- **Requirement**:
Continue the court opinion excerpt on the negligence appeal from its final sentence, writing the next part of the text.

- **Excerpt**:
In the Circuit Court for Prince George's County, the plaintiff sued the Market for negligence. The Market filed a motion for Summary Judgment based on the affirmative defenses of both 1) contributory negligence and 2) the assumption of risk. On October 6, 2020, the trial judge granted the motion for Summary Judgment in favor of the Market on both grounds. The plaintiff has filed the present appeal.
The motion for Summary Judgment was filed pursuant to Maryland Rule of Procedure 2-501(f), which provides in pertinent part:
The court shall enter judgment in favor of or against the moving party if the motion and response show that there is no genuine dispute as to any material fact and that the party in whose favor judgment is entered is entitled to judgment as a matter of law.
(Emphasis supplied.)
A brief word is in order about the "genuine dispute" as to a "material fact" that will defeat Summary Judgment. The notion of a "dispute" is not limited to a testimonial dispute about the very physical existence of a predicate fact in order to launch a possible inference. It may also be a "dispute" about the inferential process itself. Even from an undisputed predicate fact, shall a permissible inference be drawn or shall it be declined? Which of several possibly contradictory inferences shall be drawn? There are obviously critically important "disputes" about which inferences to draw or to decline. Such "disputes", as Rule 2-501(f) clearly states, are not matters to be resolved by Summary Judgment.
In Mathews v. Cassidy Turley Maryland, Inc., 435 Md. 584, 598, 80 A.3d 269 (2013), Judge McDonald laid out for the Court of Appeals the standard of review when the appellate court examines such a grant of Summary Judgment:
(Emphasis supplied.) See also Ross v. Housing Authority of Baltimore City, 430 Md. 648, 666-67, 63 A.3d 1 (2013) ; Six Flags America, L.P. v. Gonzalez-Perdomo, 248 Md. App. 569, 580, 242 A.3d 1143 (2020).
The contributory negligence issue before us is a limited one. The Market points to no direct conduct on the part of the plaintiff that would, in and of itself, have constituted either contributory negligence or the assumption of risk. The Market points rather to two physical objects in the grocery that were at one time or another within the range of vision of the plaintiff before she fell. The Market argues that the plaintiff must be deemed to have seen one or both of those admonitory beacons and that she was thereby put on notice that the flooring in the Market was dangerous. The Market's argument is that the inference was compelling that the plaintiff had been put on notice and that heightened caution on her part was, therefore, necessary and that she negligently failed to exercise that heightened caution.

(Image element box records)
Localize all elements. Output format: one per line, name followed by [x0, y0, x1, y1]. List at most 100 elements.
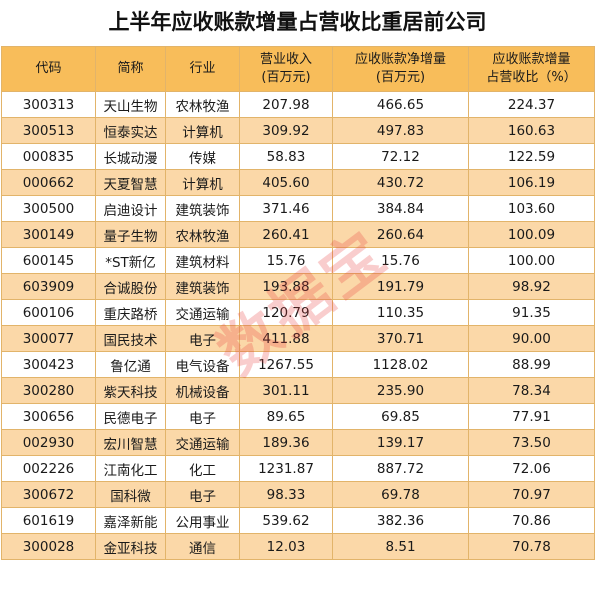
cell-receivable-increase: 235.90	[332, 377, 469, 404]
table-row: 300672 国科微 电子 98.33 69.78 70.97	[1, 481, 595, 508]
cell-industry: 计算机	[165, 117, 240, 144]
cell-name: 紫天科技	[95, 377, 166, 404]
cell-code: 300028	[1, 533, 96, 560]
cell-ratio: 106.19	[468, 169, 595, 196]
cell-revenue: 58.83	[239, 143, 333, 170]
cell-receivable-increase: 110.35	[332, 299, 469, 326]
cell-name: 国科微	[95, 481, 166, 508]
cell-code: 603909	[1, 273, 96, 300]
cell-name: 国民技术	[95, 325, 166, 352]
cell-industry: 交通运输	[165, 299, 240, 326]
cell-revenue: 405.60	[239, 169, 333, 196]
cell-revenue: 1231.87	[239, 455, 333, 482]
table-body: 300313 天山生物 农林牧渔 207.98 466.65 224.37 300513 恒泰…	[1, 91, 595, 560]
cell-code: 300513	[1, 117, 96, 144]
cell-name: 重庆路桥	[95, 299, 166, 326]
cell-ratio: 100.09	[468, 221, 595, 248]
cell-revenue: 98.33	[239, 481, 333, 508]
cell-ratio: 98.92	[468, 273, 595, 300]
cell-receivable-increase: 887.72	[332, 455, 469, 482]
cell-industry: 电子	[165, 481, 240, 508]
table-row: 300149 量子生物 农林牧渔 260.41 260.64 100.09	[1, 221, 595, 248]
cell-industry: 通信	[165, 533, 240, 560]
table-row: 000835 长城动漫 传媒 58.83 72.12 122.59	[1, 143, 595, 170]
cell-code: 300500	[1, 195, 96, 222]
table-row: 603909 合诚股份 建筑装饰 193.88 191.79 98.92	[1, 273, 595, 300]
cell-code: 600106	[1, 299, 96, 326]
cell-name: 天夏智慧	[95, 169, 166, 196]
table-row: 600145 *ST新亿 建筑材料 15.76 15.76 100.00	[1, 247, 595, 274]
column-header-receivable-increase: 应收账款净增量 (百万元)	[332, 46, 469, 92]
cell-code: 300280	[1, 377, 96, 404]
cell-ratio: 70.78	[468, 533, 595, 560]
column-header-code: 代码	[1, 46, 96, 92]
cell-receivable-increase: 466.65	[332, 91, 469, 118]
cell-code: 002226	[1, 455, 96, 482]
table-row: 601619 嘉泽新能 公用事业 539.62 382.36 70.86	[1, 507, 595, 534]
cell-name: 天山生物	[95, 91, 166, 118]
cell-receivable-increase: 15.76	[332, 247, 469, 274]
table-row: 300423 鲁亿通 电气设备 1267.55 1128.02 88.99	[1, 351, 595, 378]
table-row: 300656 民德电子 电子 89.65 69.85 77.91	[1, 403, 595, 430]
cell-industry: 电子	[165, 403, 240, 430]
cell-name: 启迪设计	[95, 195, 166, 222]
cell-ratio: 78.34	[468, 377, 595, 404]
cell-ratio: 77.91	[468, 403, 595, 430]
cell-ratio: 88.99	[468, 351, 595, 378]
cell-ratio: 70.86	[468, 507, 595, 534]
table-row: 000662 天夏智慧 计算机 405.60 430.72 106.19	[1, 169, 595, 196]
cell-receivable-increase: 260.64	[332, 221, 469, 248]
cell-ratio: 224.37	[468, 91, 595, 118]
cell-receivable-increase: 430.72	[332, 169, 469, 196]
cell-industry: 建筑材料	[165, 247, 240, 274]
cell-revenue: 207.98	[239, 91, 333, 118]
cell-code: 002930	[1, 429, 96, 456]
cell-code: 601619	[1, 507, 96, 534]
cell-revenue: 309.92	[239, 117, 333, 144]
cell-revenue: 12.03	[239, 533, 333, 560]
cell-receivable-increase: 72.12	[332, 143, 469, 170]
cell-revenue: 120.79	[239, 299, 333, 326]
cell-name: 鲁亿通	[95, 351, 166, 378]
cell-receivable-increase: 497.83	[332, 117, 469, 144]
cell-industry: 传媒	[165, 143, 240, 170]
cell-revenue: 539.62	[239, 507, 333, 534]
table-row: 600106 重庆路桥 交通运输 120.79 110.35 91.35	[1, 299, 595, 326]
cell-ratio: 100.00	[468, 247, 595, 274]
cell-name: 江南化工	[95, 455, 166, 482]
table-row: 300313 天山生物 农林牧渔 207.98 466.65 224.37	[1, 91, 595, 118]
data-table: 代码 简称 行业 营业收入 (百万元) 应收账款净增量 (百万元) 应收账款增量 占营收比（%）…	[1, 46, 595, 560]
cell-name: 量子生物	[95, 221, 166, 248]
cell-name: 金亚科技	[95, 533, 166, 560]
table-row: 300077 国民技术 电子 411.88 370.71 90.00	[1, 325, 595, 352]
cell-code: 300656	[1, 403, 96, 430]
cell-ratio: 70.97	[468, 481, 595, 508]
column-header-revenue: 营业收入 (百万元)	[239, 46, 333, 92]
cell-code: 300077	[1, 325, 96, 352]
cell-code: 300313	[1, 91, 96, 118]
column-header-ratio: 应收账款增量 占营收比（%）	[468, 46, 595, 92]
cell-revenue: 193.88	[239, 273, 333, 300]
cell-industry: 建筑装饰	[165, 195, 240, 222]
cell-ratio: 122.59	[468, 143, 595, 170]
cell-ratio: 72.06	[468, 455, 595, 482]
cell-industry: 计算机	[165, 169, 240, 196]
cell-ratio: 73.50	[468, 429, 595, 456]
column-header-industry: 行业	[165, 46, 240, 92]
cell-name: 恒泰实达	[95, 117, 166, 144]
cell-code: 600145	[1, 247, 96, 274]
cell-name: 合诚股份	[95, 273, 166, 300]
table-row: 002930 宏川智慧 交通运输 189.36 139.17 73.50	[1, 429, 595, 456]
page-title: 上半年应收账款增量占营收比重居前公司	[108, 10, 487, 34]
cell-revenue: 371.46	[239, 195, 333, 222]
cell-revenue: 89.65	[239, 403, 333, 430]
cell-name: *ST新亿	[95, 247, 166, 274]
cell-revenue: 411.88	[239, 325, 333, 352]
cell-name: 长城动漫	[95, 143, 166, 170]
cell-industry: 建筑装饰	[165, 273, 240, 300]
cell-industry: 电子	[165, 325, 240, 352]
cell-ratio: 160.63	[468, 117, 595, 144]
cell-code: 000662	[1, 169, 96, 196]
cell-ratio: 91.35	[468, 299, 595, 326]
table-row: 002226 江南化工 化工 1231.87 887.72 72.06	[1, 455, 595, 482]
* * *
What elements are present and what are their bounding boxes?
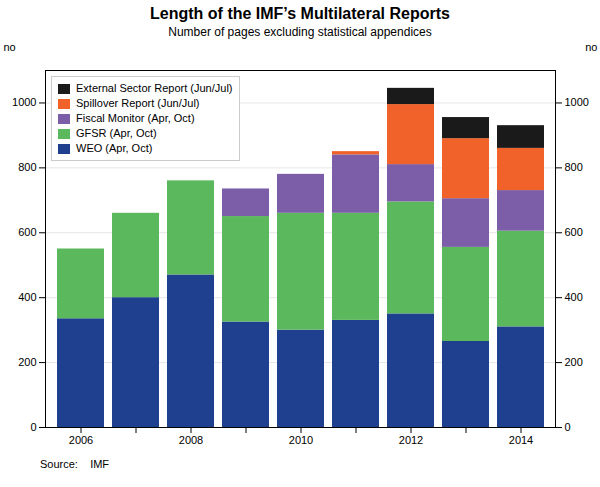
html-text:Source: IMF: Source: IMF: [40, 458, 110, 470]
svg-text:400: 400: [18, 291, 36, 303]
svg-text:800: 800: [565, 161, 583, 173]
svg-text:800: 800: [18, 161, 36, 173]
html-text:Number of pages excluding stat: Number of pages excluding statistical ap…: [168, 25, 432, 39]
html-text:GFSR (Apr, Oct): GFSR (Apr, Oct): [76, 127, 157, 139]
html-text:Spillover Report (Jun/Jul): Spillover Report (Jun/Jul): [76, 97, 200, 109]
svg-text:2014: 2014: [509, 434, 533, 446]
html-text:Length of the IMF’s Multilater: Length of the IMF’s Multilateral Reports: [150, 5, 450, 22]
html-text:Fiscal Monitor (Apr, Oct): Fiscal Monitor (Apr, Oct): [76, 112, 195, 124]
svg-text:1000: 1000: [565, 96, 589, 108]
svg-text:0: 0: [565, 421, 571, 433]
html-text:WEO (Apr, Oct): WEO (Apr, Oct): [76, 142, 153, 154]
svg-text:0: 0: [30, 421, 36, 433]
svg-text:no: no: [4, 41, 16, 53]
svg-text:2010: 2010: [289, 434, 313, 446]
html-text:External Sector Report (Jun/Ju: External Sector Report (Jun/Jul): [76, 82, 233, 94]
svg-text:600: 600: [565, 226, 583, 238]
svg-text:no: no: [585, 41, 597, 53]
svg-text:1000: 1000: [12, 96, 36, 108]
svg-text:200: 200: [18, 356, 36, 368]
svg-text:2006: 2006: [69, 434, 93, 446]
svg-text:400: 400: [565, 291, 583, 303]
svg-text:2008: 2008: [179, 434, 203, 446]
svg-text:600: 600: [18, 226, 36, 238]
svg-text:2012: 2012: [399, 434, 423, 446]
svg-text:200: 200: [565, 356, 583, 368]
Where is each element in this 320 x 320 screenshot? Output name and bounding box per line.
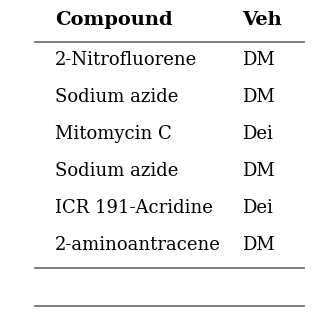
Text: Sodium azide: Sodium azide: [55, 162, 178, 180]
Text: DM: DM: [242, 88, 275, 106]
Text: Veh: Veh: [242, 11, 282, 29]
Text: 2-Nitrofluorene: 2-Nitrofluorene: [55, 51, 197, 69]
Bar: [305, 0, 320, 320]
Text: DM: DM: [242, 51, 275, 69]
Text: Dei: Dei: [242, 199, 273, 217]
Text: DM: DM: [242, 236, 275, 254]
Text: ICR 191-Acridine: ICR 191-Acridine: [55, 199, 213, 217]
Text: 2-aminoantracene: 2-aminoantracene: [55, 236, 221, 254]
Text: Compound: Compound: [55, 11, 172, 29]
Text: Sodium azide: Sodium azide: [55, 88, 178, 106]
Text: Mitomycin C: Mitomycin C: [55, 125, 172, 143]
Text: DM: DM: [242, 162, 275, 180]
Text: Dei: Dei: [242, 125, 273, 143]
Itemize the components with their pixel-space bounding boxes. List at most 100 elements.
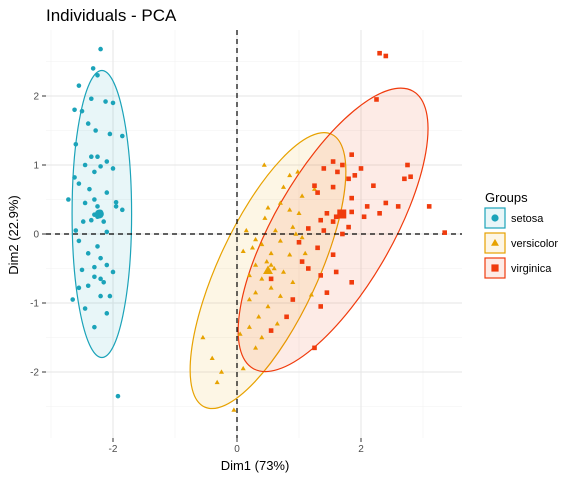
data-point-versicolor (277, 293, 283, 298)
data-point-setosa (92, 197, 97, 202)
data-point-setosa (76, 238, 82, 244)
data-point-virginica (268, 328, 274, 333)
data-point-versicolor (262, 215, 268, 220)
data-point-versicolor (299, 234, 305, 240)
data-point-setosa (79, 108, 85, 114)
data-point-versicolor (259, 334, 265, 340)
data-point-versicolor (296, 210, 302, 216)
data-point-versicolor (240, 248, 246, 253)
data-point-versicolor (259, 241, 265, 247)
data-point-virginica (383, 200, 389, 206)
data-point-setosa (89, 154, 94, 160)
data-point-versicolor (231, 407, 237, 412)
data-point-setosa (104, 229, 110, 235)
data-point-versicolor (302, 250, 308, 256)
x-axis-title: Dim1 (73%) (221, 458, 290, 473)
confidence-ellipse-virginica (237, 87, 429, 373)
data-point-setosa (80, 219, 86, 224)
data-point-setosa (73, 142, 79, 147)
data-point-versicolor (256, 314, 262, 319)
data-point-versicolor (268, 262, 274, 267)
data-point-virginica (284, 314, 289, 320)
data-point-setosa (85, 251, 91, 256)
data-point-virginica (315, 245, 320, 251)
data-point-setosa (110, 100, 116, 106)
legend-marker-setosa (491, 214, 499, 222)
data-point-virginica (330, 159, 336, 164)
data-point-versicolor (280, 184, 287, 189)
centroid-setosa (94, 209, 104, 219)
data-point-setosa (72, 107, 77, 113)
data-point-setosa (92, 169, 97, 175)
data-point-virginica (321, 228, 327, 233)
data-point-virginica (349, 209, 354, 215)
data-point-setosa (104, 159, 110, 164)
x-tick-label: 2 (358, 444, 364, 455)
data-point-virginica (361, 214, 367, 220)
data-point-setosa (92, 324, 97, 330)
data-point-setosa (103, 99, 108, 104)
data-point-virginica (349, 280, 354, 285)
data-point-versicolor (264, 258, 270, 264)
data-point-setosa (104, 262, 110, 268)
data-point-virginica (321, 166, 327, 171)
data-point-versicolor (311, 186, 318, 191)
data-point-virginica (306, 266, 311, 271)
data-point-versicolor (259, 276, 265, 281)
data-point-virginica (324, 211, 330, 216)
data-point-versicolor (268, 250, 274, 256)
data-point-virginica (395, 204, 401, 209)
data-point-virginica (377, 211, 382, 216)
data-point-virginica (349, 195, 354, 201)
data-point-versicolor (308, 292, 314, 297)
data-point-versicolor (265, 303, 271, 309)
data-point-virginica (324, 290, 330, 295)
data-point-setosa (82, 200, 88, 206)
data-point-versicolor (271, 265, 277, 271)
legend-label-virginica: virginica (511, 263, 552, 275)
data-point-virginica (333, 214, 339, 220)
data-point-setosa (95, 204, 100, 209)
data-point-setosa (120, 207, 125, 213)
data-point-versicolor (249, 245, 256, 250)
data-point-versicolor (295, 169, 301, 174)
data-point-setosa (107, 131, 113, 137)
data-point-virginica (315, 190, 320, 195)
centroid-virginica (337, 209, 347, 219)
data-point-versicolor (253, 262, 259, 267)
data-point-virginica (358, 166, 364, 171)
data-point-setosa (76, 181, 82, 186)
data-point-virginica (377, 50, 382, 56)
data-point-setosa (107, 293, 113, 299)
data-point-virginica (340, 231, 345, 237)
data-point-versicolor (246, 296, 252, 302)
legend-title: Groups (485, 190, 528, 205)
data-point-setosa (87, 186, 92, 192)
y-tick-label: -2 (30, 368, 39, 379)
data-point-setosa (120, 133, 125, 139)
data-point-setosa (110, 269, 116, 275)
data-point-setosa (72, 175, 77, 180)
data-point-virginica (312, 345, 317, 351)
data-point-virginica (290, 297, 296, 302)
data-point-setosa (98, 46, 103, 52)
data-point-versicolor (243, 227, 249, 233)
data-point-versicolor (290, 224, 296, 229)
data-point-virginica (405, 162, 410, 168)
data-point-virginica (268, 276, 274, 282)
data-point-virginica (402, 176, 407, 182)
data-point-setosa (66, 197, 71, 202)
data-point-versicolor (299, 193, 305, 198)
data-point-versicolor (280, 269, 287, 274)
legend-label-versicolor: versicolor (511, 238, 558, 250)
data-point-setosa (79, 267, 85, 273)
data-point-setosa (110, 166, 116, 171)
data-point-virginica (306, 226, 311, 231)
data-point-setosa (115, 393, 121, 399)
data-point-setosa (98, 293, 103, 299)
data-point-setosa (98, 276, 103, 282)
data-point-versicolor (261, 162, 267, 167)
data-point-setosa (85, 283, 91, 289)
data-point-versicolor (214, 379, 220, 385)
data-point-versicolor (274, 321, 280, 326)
...
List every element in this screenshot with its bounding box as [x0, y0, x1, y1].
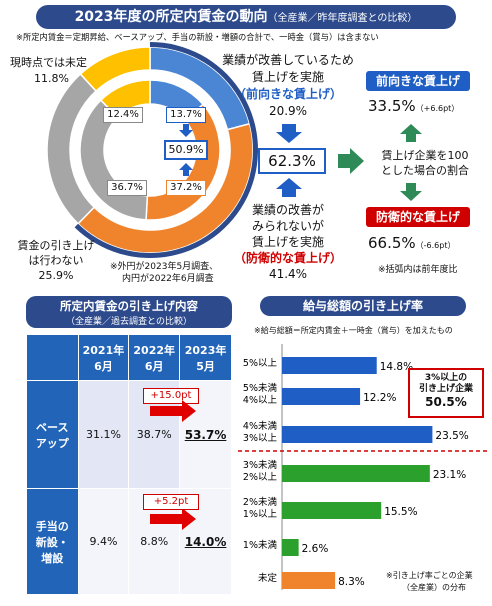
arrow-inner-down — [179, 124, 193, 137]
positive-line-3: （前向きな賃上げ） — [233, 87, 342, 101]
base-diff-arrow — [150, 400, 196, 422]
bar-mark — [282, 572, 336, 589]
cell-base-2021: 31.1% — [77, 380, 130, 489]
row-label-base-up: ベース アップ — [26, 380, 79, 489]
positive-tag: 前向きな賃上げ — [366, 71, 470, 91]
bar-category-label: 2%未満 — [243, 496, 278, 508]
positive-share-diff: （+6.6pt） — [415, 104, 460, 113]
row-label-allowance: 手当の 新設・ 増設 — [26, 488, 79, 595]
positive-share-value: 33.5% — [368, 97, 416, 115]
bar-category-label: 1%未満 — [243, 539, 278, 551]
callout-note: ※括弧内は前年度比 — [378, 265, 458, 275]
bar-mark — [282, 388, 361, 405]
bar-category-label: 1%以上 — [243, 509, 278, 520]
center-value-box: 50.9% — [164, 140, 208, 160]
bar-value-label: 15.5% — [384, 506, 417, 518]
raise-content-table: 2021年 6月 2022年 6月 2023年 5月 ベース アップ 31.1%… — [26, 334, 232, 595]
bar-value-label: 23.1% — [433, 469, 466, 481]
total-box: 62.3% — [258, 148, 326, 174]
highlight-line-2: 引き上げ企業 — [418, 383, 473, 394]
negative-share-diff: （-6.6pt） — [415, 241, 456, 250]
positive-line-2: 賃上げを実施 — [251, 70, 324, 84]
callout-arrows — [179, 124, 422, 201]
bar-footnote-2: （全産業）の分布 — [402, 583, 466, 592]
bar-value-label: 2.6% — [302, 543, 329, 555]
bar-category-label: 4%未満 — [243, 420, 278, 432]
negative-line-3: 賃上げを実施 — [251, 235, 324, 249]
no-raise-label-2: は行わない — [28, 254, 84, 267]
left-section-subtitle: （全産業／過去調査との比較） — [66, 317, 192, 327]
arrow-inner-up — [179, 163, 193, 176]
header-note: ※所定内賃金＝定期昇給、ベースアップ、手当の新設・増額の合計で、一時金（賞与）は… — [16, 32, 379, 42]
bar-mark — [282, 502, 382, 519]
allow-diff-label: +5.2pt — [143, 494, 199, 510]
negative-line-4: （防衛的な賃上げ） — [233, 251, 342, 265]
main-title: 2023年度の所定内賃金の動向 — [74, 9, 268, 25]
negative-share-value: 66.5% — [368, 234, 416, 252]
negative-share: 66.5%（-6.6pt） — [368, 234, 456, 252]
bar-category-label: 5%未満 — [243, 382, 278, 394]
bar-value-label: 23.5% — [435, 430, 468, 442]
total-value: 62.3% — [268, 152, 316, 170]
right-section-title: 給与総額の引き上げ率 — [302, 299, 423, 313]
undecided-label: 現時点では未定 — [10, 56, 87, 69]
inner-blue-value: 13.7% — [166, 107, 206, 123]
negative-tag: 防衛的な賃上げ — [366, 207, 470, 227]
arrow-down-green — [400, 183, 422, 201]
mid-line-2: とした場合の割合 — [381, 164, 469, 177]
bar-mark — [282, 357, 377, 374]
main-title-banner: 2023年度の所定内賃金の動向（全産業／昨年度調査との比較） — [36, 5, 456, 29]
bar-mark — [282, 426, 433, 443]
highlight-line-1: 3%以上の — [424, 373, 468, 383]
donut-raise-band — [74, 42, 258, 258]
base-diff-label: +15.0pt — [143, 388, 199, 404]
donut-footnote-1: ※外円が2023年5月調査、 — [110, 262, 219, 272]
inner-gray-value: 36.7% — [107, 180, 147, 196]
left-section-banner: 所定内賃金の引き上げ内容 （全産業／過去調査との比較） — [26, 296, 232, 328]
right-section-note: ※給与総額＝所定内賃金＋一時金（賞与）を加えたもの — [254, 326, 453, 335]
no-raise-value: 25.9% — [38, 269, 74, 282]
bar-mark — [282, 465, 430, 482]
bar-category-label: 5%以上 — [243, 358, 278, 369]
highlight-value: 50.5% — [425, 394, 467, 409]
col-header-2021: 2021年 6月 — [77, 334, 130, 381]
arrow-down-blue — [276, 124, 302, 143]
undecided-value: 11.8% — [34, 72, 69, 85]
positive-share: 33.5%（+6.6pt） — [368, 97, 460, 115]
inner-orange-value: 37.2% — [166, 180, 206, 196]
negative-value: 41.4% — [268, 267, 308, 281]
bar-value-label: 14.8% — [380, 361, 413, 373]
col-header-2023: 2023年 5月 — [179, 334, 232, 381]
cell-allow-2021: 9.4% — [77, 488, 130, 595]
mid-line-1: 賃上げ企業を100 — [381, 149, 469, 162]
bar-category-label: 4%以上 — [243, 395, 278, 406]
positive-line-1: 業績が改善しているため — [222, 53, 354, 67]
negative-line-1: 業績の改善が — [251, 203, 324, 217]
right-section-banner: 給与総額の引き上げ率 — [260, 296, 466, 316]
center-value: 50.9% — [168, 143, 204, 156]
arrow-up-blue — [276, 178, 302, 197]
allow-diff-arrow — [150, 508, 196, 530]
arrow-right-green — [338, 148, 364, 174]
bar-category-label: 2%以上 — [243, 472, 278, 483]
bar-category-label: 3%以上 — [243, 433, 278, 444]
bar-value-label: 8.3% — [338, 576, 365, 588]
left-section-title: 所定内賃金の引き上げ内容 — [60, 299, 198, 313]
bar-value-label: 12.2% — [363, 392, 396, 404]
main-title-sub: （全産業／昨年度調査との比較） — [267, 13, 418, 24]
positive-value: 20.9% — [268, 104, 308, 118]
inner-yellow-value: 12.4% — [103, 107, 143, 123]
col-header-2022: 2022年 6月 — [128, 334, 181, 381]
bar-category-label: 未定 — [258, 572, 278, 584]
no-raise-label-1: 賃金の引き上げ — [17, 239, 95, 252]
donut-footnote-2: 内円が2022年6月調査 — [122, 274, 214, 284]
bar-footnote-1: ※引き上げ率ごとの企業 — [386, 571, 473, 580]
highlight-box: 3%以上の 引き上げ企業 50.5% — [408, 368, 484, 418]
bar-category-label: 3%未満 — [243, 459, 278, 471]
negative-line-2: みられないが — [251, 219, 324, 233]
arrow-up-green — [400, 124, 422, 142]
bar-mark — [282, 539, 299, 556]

- **Answer**:
In granting Summary Judgment in favor of the Market, the trial judge made the assumption that, in exposing its customers to floors that were wet from recent mopping, the Market had, indeed, been negligent. The trial judge nevertheless bought the further argument made by the Market:
(Emphasis supplied.)
This argument before us can be further limited in one important respect. It will be convenient to confine our analysis to contributory negligence alone and not to burden the analysis with a further consideration of the assumption of risk. Both affirmative defenses, to prevail, would require us to conclude that the plaintiff must have seen the warning signs and must, therefore, have been consciously aware of the danger of walking incautiously in the store. Assumption of risk, however, would require us to go one step further and to conclude that the plaintiff, aware of the risk, made the conscious and deliberate decision to ignore that risk. That goes one additional step beyond mere negligence. If our decision should be in favor of the plaintiff on the subject of contributory negligence, however, as indeed it will be in this case, that decision necessarily would...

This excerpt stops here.